* Page extract *
4.8 KiB
Workday Monthly Admin Activities Audit
A Python tool for processing Workday security admin audit reports. It extracts person names from audit data using NLP, filters relevant records, and generates human-readable summaries using a local LLM.
Overview
This script automates the monthly review of Workday administrative activities by:
- Extracting person names from unstructured audit text using spaCy NER
- Filtering and deduplicating audit records
- Generating natural language summaries of each admin action using LM Studio
Requirements
Python Dependencies
pip install pandas spacy openai requests tqdm
python -m spacy download en_core_web_trf
External Services
- LM Studio: A local LLM server running on port 1234. The script will prompt for the IP address if the default is unreachable.

* What needs to be done *
Answer these questions using the Workday audit tool description.
(a) Which spaCy model does the setup command download?
(b) On which port must the LM Studio server run?
(c) What does the script do if the default address for LM Studio can't be reached?

* Data section *

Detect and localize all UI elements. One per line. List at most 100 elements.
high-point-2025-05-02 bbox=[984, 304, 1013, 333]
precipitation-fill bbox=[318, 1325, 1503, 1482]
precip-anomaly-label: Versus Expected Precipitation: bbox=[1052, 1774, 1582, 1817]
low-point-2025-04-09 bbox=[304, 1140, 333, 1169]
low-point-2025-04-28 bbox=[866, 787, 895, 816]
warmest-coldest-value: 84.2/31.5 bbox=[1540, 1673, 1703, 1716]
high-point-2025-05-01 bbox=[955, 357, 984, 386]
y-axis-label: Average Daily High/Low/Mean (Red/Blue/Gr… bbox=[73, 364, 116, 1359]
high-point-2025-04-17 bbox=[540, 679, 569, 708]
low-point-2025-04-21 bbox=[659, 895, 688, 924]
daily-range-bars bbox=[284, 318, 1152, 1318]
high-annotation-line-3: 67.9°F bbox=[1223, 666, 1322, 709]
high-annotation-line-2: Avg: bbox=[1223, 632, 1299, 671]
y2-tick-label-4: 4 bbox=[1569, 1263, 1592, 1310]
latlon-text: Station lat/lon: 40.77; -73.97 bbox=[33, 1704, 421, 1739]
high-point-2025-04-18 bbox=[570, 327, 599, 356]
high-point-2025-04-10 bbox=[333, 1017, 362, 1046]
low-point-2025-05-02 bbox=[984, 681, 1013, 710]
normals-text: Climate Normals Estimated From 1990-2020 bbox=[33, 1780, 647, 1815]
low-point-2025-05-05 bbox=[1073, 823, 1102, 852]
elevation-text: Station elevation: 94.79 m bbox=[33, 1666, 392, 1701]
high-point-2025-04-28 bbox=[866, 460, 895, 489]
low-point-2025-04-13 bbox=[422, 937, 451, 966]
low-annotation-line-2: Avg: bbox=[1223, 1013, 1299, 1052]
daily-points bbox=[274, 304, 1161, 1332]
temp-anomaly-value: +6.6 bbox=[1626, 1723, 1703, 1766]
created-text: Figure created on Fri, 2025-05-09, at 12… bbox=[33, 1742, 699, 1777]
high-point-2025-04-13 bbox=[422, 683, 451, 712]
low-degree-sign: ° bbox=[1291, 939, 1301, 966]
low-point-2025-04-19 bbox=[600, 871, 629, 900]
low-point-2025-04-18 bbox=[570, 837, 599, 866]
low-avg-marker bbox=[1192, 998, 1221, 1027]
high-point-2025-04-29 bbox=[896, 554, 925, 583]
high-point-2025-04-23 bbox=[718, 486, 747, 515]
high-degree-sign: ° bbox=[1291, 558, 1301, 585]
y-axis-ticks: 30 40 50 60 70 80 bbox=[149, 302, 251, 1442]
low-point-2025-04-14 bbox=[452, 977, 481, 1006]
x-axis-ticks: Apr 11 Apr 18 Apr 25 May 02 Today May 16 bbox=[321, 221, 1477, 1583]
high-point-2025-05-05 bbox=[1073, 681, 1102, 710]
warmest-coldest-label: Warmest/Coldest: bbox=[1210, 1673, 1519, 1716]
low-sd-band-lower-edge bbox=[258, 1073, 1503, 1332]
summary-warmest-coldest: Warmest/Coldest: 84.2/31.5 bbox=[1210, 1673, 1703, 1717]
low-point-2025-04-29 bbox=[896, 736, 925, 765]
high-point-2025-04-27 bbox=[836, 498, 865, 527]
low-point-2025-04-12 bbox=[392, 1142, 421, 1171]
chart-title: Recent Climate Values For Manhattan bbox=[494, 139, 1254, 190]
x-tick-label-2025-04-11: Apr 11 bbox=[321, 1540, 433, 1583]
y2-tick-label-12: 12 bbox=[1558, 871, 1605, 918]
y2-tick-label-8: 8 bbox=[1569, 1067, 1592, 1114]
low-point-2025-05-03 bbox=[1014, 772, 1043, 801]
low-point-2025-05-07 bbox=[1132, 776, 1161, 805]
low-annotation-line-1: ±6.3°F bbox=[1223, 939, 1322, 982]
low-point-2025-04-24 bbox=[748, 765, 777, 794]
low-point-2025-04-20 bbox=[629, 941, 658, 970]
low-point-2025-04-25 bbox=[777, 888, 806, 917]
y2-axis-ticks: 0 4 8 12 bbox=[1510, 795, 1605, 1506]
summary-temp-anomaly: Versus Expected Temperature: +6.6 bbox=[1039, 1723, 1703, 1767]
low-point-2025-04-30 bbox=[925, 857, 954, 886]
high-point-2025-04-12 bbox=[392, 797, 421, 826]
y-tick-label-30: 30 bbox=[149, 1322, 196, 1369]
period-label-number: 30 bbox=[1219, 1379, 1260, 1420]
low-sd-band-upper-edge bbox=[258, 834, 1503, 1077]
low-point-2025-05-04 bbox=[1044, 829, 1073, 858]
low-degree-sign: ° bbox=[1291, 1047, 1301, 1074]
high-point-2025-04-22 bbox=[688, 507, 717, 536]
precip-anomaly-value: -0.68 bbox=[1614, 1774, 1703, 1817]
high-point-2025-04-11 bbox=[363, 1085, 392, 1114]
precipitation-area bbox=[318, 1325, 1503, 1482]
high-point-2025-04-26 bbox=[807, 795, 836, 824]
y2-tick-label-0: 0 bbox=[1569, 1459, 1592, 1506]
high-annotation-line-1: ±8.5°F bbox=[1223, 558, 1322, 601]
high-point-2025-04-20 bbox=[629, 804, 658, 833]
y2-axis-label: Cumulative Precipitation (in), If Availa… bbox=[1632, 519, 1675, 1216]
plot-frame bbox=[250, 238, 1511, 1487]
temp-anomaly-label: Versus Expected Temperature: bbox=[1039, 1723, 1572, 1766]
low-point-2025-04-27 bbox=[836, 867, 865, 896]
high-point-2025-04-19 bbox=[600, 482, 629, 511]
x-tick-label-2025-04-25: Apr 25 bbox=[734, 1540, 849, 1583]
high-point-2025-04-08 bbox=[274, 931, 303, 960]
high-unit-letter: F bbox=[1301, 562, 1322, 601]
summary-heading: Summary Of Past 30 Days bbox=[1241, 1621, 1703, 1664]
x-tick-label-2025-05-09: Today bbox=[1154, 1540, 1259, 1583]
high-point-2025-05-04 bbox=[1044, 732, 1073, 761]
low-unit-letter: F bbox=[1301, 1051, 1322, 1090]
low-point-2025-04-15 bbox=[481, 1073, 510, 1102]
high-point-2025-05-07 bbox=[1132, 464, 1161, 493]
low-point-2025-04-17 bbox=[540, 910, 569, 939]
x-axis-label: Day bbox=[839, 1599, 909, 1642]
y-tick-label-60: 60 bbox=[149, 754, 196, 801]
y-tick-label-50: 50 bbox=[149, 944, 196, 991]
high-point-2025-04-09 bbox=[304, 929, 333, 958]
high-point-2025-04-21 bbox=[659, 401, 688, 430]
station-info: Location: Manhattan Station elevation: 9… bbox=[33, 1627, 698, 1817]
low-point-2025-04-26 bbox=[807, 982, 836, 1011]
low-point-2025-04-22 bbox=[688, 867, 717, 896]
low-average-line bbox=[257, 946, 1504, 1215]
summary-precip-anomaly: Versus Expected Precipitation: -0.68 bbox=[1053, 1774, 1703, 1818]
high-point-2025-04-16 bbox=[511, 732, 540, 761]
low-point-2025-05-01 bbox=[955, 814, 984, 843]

* Solution for this problem *
(a) en_core_web_trf
(b) Port 1234
(c) It prompts for the IP address.